TASK DIRECTIONS:
All of the material should be reproduced exactly, with pictures left out.

>> BEGIN

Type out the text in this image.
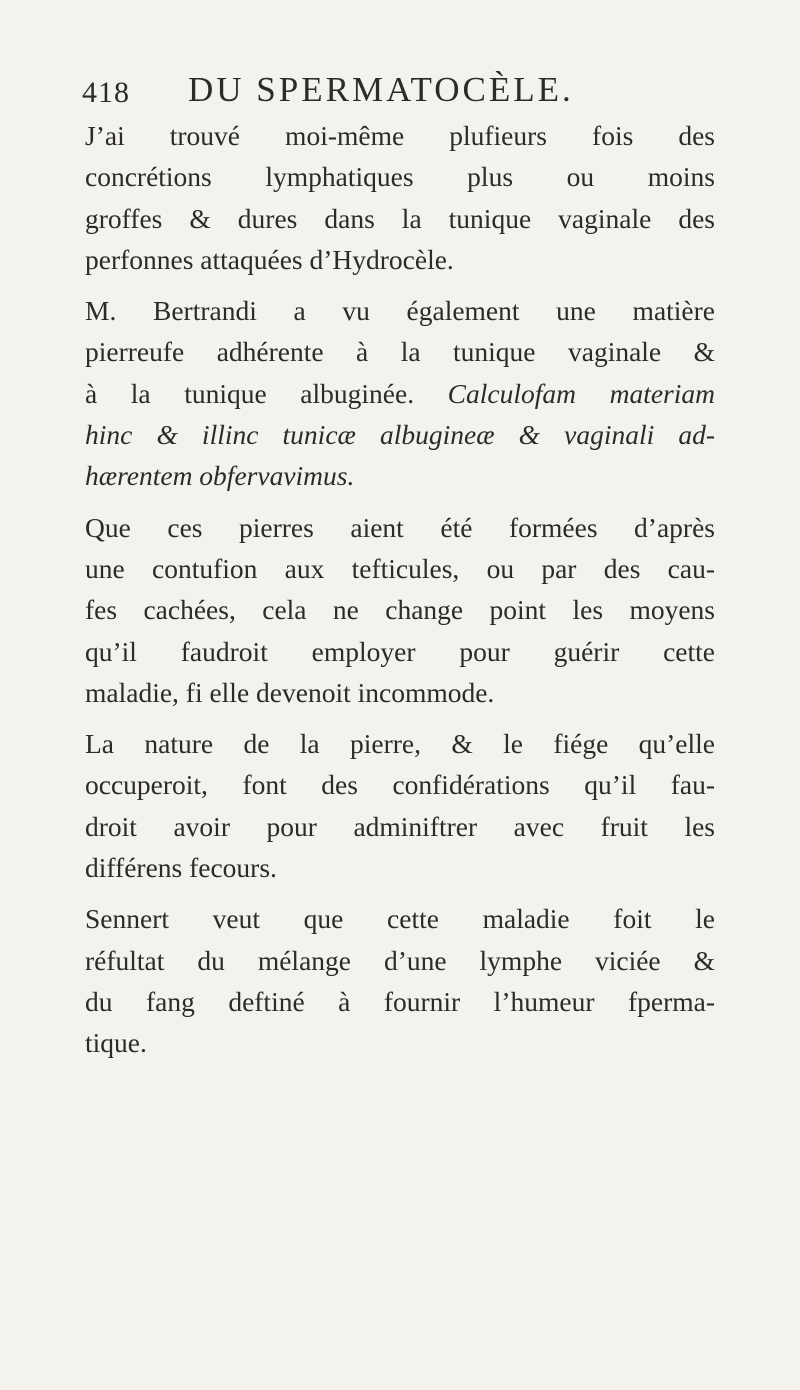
418 DU SPERMATOCÈLE.

J’ai trouvé moi-même plufieurs fois des
concrétions lymphatiques plus ou moins
groffes & dures dans la tunique vaginale des
perfonnes attaquées d’Hydrocèle.

M. Bertrandi a vu également une matière
pierreufe adhérente à la tunique vaginale &
à la tunique albuginée. Calculofam materiam
hinc & illinc tunicæ albugineæ & vaginali ad-
hærentem obfervavimus.

Que ces pierres aient été formées d’après
une contufion aux tefticules, ou par des cau-
fes cachées, cela ne change point les moyens
qu’il faudroit employer pour guérir cette
maladie, fi elle devenoit incommode.

La nature de la pierre, & le fiége qu’elle
occuperoit, font des confidérations qu’il fau-
droit avoir pour adminiftrer avec fruit les
différens fecours.

Sennert veut que cette maladie foit le
réfultat du mélange d’une lymphe viciée &
du fang deftiné à fournir l’humeur fperma-
tique.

>> END

SOLUTION TO THIS EXERCISE:
Type out the text in this image.
418 DU SPERMATOCÈLE.

J’ai trouvé moi-même plufieurs fois des
concrétions lymphatiques plus ou moins
groffes & dures dans la tunique vaginale des
perfonnes attaquées d’Hydrocèle.

M. Bertrandi a vu également une matière
pierreufe adhérente à la tunique vaginale &
à la tunique albuginée. Calculofam materiam
hinc & illinc tunicæ albugineæ & vaginali ad-
hærentem obfervavimus.

Que ces pierres aient été formées d’après
une contufion aux tefticules, ou par des cau-
fes cachées, cela ne change point les moyens
qu’il faudroit employer pour guérir cette
maladie, fi elle devenoit incommode.

La nature de la pierre, & le fiége qu’elle
occuperoit, font des confidérations qu’il fau-
droit avoir pour adminiftrer avec fruit les
différens fecours.

Sennert veut que cette maladie foit le
réfultat du mélange d’une lymphe viciée &
du fang deftiné à fournir l’humeur fperma-
tique.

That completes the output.